[Task prompt] Out of the lines below, please list those that hold the string "choose".
+ + +
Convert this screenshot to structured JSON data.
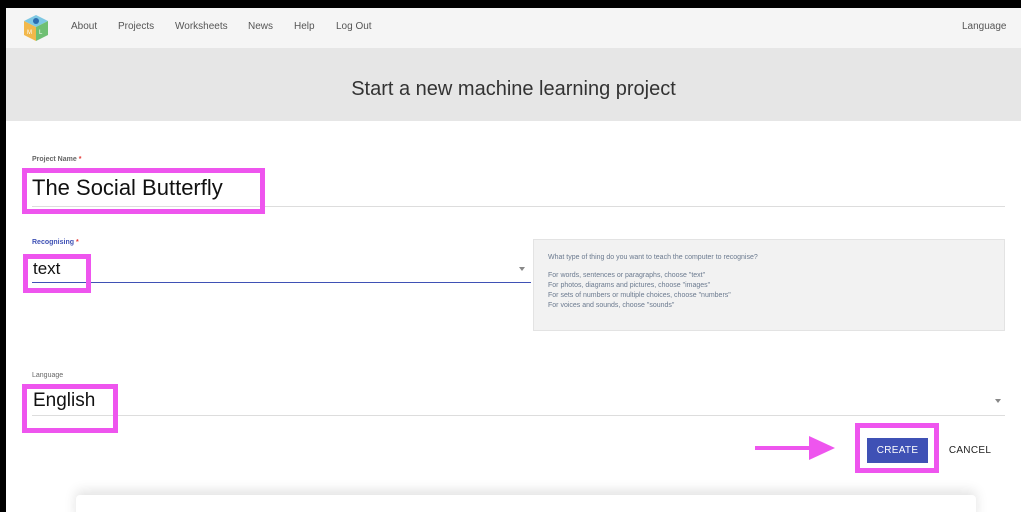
{
  "nav": {
    "links": [
      "About",
      "Projects",
      "Worksheets",
      "News",
      "Help",
      "Log Out"
    ],
    "language": "Language"
  },
  "header": {
    "title": "Start a new machine learning project"
  },
  "form": {
    "project_name": {
      "label": "Project Name",
      "required": "*",
      "value": "The Social Butterfly"
    },
    "recognising": {
      "label": "Recognising",
      "required": "*",
      "value": "text"
    },
    "language": {
      "label": "Language",
      "value": "English"
    },
    "help": {
      "question": "What type of thing do you want to teach the computer to recognise?",
      "lines": [
        "For words, sentences or paragraphs, choose \"text\"",
        "For photos, diagrams and pictures, choose \"images\"",
        "For sets of numbers or multiple choices, choose \"numbers\"",
        "For voices and sounds, choose \"sounds\""
      ]
    }
  },
  "actions": {
    "create": "CREATE",
    "cancel": "CANCEL"
  },
  "colors": {
    "accent": "#3f51b5",
    "highlight": "#ee55ee"
  },
  "icons": {
    "logo": "ml-cube-logo-icon",
    "caret": "chevron-down-icon",
    "arrow": "arrow-right-icon"
  }
}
+ + +
[Task answer]
        "For words, sentences or paragraphs, choose \"text\"",
        "For photos, diagrams and pictures, choose \"images\"",
        "For sets of numbers or multiple choices, choose \"numbers\"",
        "For voices and sounds, choose \"sounds\""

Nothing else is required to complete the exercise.